:: Records for the task ::

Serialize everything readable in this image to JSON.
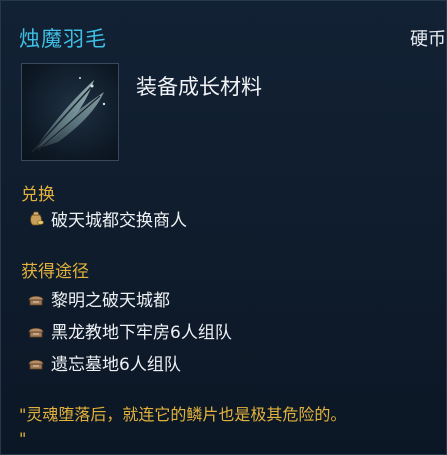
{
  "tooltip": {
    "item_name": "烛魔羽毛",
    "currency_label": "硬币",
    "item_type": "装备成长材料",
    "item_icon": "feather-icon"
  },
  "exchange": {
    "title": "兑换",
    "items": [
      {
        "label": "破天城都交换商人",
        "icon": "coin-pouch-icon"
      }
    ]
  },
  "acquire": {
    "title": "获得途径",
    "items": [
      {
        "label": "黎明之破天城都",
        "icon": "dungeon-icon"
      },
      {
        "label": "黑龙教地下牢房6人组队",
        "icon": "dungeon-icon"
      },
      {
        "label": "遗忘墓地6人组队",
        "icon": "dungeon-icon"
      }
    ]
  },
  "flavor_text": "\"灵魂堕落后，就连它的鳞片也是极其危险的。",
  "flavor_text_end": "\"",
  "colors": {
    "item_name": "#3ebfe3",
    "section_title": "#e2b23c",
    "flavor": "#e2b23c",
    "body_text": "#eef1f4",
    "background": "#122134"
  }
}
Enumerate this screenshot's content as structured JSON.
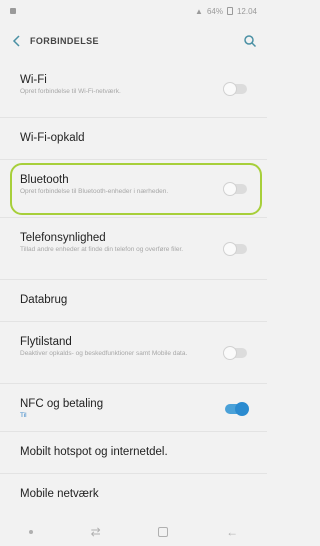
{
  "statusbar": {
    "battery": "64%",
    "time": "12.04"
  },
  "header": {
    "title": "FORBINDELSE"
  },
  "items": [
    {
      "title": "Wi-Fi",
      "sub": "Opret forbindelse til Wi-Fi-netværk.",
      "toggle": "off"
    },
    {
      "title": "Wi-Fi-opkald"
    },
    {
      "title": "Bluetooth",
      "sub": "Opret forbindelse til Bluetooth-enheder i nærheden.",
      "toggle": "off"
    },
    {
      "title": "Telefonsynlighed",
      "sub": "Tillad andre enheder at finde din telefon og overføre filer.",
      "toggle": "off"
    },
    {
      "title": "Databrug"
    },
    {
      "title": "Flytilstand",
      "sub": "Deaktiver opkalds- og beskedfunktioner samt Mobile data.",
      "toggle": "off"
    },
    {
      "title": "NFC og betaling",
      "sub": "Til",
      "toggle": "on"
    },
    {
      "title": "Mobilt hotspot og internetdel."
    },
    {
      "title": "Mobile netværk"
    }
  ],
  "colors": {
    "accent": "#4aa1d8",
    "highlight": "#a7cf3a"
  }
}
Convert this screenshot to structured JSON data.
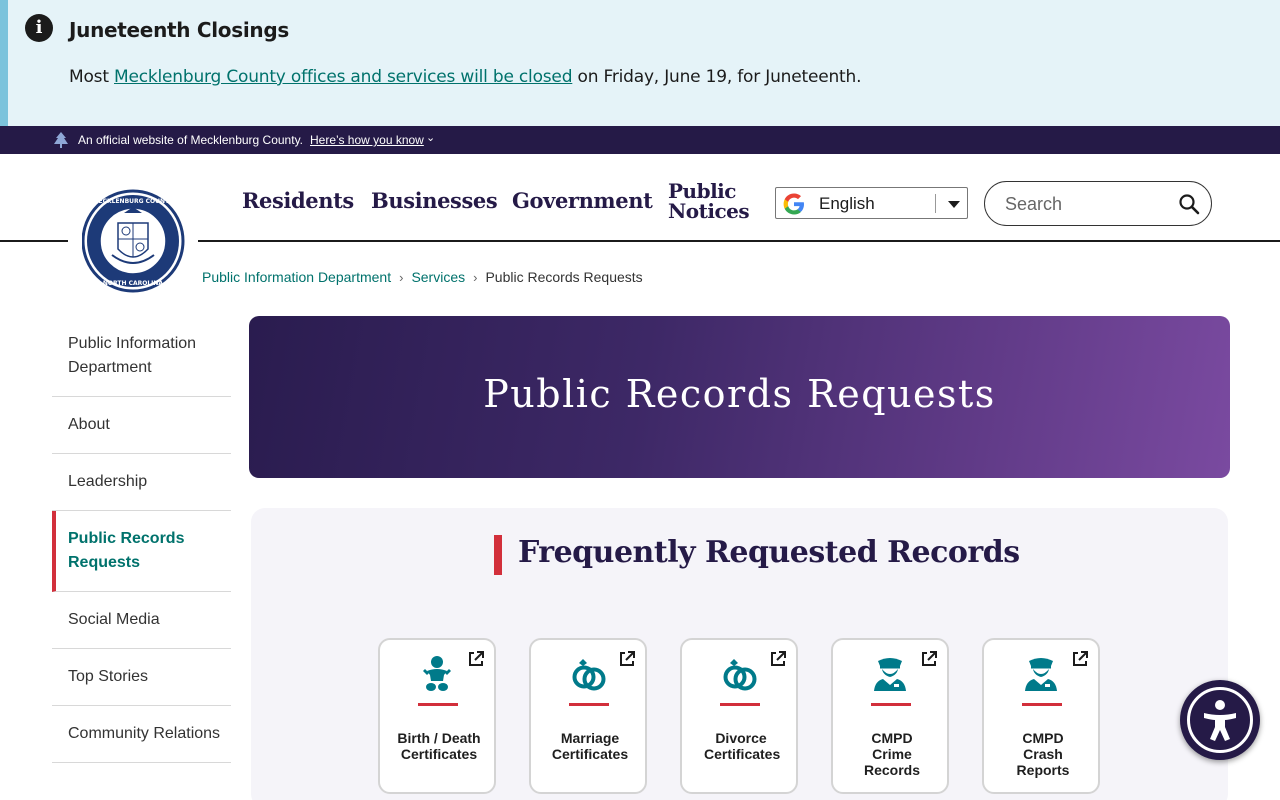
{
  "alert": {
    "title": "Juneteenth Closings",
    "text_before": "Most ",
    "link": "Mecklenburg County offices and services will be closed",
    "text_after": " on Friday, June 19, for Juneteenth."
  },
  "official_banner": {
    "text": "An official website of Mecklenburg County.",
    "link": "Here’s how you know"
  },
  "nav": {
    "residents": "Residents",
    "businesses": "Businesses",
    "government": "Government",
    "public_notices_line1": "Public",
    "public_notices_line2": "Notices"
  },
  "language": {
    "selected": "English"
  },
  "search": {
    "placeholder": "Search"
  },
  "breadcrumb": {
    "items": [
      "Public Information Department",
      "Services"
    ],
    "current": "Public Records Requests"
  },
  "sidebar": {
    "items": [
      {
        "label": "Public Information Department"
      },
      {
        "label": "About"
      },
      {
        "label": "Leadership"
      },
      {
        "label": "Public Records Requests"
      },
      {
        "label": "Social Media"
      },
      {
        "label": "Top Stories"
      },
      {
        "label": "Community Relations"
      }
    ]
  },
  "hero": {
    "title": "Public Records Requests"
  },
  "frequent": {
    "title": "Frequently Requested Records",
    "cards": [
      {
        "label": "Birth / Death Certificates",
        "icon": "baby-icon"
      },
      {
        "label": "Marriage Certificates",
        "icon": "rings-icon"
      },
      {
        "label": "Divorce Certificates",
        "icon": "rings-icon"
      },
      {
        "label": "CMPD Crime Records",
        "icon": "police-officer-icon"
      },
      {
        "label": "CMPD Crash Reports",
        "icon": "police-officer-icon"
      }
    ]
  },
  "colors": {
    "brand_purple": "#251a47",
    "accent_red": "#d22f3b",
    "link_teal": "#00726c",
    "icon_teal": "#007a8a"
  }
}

:::

▶ **Short exercise**: Copy all the data exactly as written, but skip any picture.

▶ **Answer below**:
Serialize everything readable in this image to JSON.
{
  "tooltip": {
    "item_name": "烛魔羽毛",
    "currency_label": "硬币",
    "item_type": "装备成长材料",
    "item_icon": "feather-icon"
  },
  "exchange": {
    "title": "兑换",
    "items": [
      {
        "label": "破天城都交换商人",
        "icon": "coin-pouch-icon"
      }
    ]
  },
  "acquire": {
    "title": "获得途径",
    "items": [
      {
        "label": "黎明之破天城都",
        "icon": "dungeon-icon"
      },
      {
        "label": "黑龙教地下牢房6人组队",
        "icon": "dungeon-icon"
      },
      {
        "label": "遗忘墓地6人组队",
        "icon": "dungeon-icon"
      }
    ]
  },
  "flavor_text": "\"灵魂堕落后，就连它的鳞片也是极其危险的。",
  "flavor_text_end": "\"",
  "colors": {
    "item_name": "#3ebfe3",
    "section_title": "#e2b23c",
    "flavor": "#e2b23c",
    "body_text": "#eef1f4",
    "background": "#122134"
  }
}
Enumerate this screenshot's content as structured JSON.
{
  "statusbar": {
    "battery": "64%",
    "time": "12.04"
  },
  "header": {
    "title": "FORBINDELSE"
  },
  "items": [
    {
      "title": "Wi-Fi",
      "sub": "Opret forbindelse til Wi-Fi-netværk.",
      "toggle": "off"
    },
    {
      "title": "Wi-Fi-opkald"
    },
    {
      "title": "Bluetooth",
      "sub": "Opret forbindelse til Bluetooth-enheder i nærheden.",
      "toggle": "off"
    },
    {
      "title": "Telefonsynlighed",
      "sub": "Tillad andre enheder at finde din telefon og overføre filer.",
      "toggle": "off"
    },
    {
      "title": "Databrug"
    },
    {
      "title": "Flytilstand",
      "sub": "Deaktiver opkalds- og beskedfunktioner samt Mobile data.",
      "toggle": "off"
    },
    {
      "title": "NFC og betaling",
      "sub": "Til",
      "toggle": "on"
    },
    {
      "title": "Mobilt hotspot og internetdel."
    },
    {
      "title": "Mobile netværk"
    }
  ],
  "colors": {
    "accent": "#4aa1d8",
    "highlight": "#a7cf3a"
  }
}
Convert this screenshot to structured JSON data.
{
  "alert": {
    "title": "Juneteenth Closings",
    "text_before": "Most ",
    "link": "Mecklenburg County offices and services will be closed",
    "text_after": " on Friday, June 19, for Juneteenth."
  },
  "official_banner": {
    "text": "An official website of Mecklenburg County.",
    "link": "Here’s how you know"
  },
  "nav": {
    "residents": "Residents",
    "businesses": "Businesses",
    "government": "Government",
    "public_notices_line1": "Public",
    "public_notices_line2": "Notices"
  },
  "language": {
    "selected": "English"
  },
  "search": {
    "placeholder": "Search"
  },
  "breadcrumb": {
    "items": [
      "Public Information Department",
      "Services"
    ],
    "current": "Public Records Requests"
  },
  "sidebar": {
    "items": [
      {
        "label": "Public Information Department"
      },
      {
        "label": "About"
      },
      {
        "label": "Leadership"
      },
      {
        "label": "Public Records Requests"
      },
      {
        "label": "Social Media"
      },
      {
        "label": "Top Stories"
      },
      {
        "label": "Community Relations"
      }
    ]
  },
  "hero": {
    "title": "Public Records Requests"
  },
  "frequent": {
    "title": "Frequently Requested Records",
    "cards": [
      {
        "label": "Birth / Death Certificates",
        "icon": "baby-icon"
      },
      {
        "label": "Marriage Certificates",
        "icon": "rings-icon"
      },
      {
        "label": "Divorce Certificates",
        "icon": "rings-icon"
      },
      {
        "label": "CMPD Crime Records",
        "icon": "police-officer-icon"
      },
      {
        "label": "CMPD Crash Reports",
        "icon": "police-officer-icon"
      }
    ]
  },
  "colors": {
    "brand_purple": "#251a47",
    "accent_red": "#d22f3b",
    "link_teal": "#00726c",
    "icon_teal": "#007a8a"
  }
}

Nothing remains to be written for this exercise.